[Records contained in a dataset]
────────

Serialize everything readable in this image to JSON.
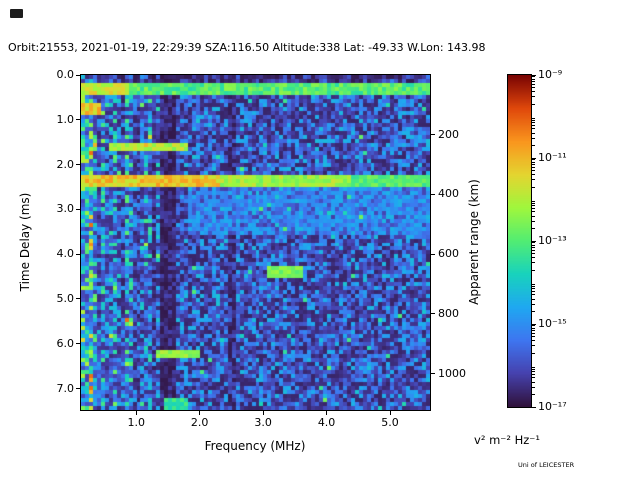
{
  "chart_data": {
    "type": "heatmap",
    "title": "Orbit:21553, 2021-01-19, 22:29:39 SZA:116.50 Altitude:338 Lat: -49.33 W.Lon: 143.98",
    "xlabel": "Frequency (MHz)",
    "ylabel": "Time Delay (ms)",
    "y2label": "Apparent range (km)",
    "colorbar_label": "v² m⁻² Hz⁻¹",
    "credit": "Uni of LEICESTER",
    "x_range_mhz": [
      0.13,
      5.63
    ],
    "x_tick_values": [
      1.0,
      2.0,
      3.0,
      4.0,
      5.0
    ],
    "x_tick_labels": [
      "1.0",
      "2.0",
      "3.0",
      "4.0",
      "5.0"
    ],
    "y_range_ms": [
      0.0,
      7.48
    ],
    "y_tick_values": [
      0.0,
      1.0,
      2.0,
      3.0,
      4.0,
      5.0,
      6.0,
      7.0
    ],
    "y_tick_labels": [
      "0.0",
      "1.0",
      "2.0",
      "3.0",
      "4.0",
      "5.0",
      "6.0",
      "7.0"
    ],
    "y2_tick_values_km": [
      200,
      400,
      600,
      800,
      1000
    ],
    "y2_tick_labels": [
      "200",
      "400",
      "600",
      "800",
      "1000"
    ],
    "km_per_ms": 150,
    "colorbar": {
      "scale": "log",
      "exponent_range": [
        -17,
        -9
      ],
      "tick_exponents": [
        -9,
        -11,
        -13,
        -15,
        -17
      ],
      "tick_labels": [
        "10⁻⁹",
        "10⁻¹¹",
        "10⁻¹³",
        "10⁻¹⁵",
        "10⁻¹⁷"
      ]
    },
    "colormap_stops": [
      "#30123b",
      "#4642ae",
      "#3e76f0",
      "#1fa8f1",
      "#18d3bd",
      "#52ed73",
      "#a0f73d",
      "#e4d530",
      "#fa961e",
      "#e0480b",
      "#7a0403"
    ],
    "grid": {
      "cols": 88,
      "rows": 84,
      "seed": 42
    },
    "quiet_top": {
      "t_max_ms": 0.18,
      "factor": 0.5
    },
    "column_striping": {
      "f_max_mhz": 1.35,
      "min_factor": 0.45,
      "spread": 1.15
    },
    "noise_regions": [
      {
        "f": [
          0.13,
          0.32
        ],
        "base": 0.1,
        "amp": 0.45,
        "p": 0.25,
        "bamp": 0.3
      },
      {
        "f": [
          0.32,
          0.55
        ],
        "base": 0.07,
        "amp": 0.4,
        "p": 0.18,
        "bamp": 0.28
      },
      {
        "f": [
          0.55,
          1.35
        ],
        "base": 0.05,
        "amp": 0.34,
        "p": 0.1,
        "bamp": 0.26
      },
      {
        "f": [
          1.35,
          1.62
        ],
        "base": 0.03,
        "amp": 0.18,
        "p": 0.02,
        "bamp": 0.15
      },
      {
        "f": [
          1.62,
          5.63
        ],
        "base": 0.04,
        "amp": 0.3,
        "p": 0.06,
        "bamp": 0.24
      }
    ],
    "dark_columns": [
      {
        "f": [
          1.35,
          1.62
        ],
        "factor": 0.5
      },
      {
        "f": [
          2.42,
          2.58
        ],
        "factor": 0.5
      }
    ],
    "echo_features": [
      {
        "t": [
          0.2,
          0.42
        ],
        "f": [
          0.13,
          5.63
        ],
        "v": 0.5,
        "j": 0.16
      },
      {
        "t": [
          0.2,
          0.42
        ],
        "f": [
          0.13,
          0.85
        ],
        "v": 0.66,
        "j": 0.14
      },
      {
        "t": [
          0.6,
          0.85
        ],
        "f": [
          0.13,
          0.42
        ],
        "v": 0.72,
        "j": 0.16
      },
      {
        "t": [
          1.5,
          1.72
        ],
        "f": [
          0.55,
          1.8
        ],
        "v": 0.62,
        "j": 0.14
      },
      {
        "t": [
          2.22,
          2.48
        ],
        "f": [
          0.13,
          2.3
        ],
        "v": 0.72,
        "j": 0.16
      },
      {
        "t": [
          2.22,
          2.48
        ],
        "f": [
          2.3,
          4.4
        ],
        "v": 0.6,
        "j": 0.14
      },
      {
        "t": [
          2.22,
          2.48
        ],
        "f": [
          4.4,
          5.63
        ],
        "v": 0.5,
        "j": 0.12
      },
      {
        "t": [
          2.5,
          3.6
        ],
        "f": [
          1.8,
          5.63
        ],
        "v": 0.2,
        "j": 0.22
      },
      {
        "t": [
          4.28,
          4.5
        ],
        "f": [
          3.05,
          3.65
        ],
        "v": 0.55,
        "j": 0.1
      },
      {
        "t": [
          6.1,
          6.32
        ],
        "f": [
          1.3,
          2.0
        ],
        "v": 0.58,
        "j": 0.12
      },
      {
        "t": [
          7.2,
          7.45
        ],
        "f": [
          1.45,
          1.8
        ],
        "v": 0.45,
        "j": 0.1
      }
    ]
  }
}
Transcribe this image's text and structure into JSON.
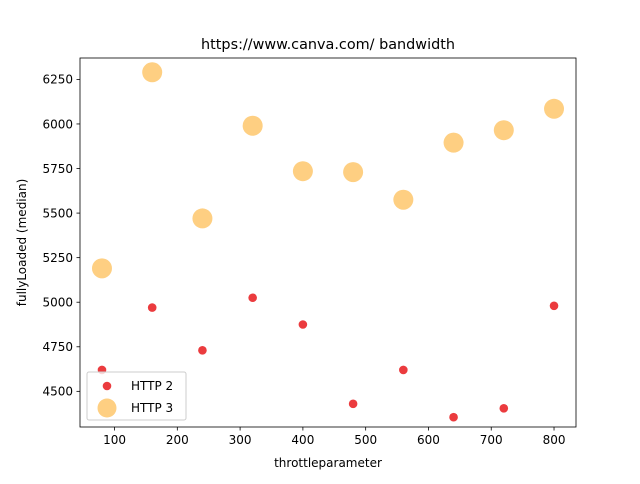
{
  "chart_data": {
    "type": "scatter",
    "title": "https://www.canva.com/ bandwidth",
    "xlabel": "throttleparameter",
    "ylabel": "fullyLoaded (median)",
    "xlim": [
      45,
      835
    ],
    "ylim": [
      4300,
      6370
    ],
    "xticks": [
      100,
      200,
      300,
      400,
      500,
      600,
      700,
      800
    ],
    "yticks": [
      4500,
      4750,
      5000,
      5250,
      5500,
      5750,
      6000,
      6250
    ],
    "grid": false,
    "legend_position": "lower-left",
    "series": [
      {
        "name": "HTTP 2",
        "color": "#e8191c",
        "points": [
          {
            "x": 80,
            "y": 4620
          },
          {
            "x": 160,
            "y": 4970
          },
          {
            "x": 240,
            "y": 4730
          },
          {
            "x": 320,
            "y": 5025
          },
          {
            "x": 400,
            "y": 4875
          },
          {
            "x": 480,
            "y": 4430
          },
          {
            "x": 560,
            "y": 4620
          },
          {
            "x": 640,
            "y": 4355
          },
          {
            "x": 720,
            "y": 4405
          },
          {
            "x": 800,
            "y": 4980
          }
        ]
      },
      {
        "name": "HTTP 3",
        "color": "#fdbf58",
        "points": [
          {
            "x": 80,
            "y": 5190
          },
          {
            "x": 160,
            "y": 6290
          },
          {
            "x": 240,
            "y": 5470
          },
          {
            "x": 320,
            "y": 5990
          },
          {
            "x": 400,
            "y": 5735
          },
          {
            "x": 480,
            "y": 5730
          },
          {
            "x": 560,
            "y": 5575
          },
          {
            "x": 640,
            "y": 5895
          },
          {
            "x": 720,
            "y": 5965
          },
          {
            "x": 800,
            "y": 6085
          }
        ]
      }
    ]
  }
}
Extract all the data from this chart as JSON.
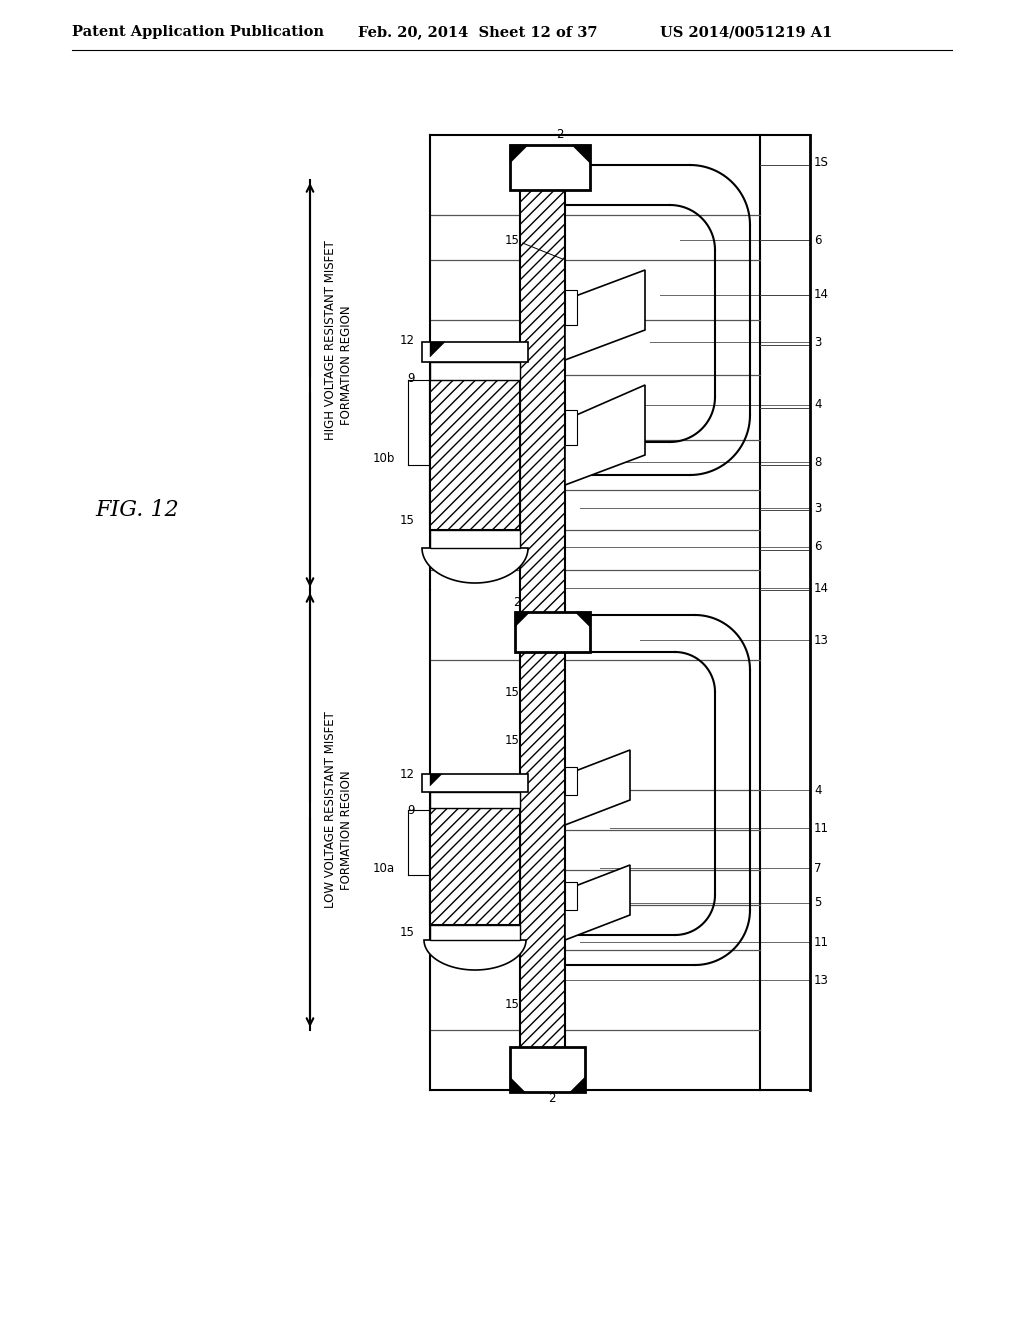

────────

_Challenge_
Of the lines in this listing, how many contain "base"? Reply with the number and nothing more.

_Task answer_
5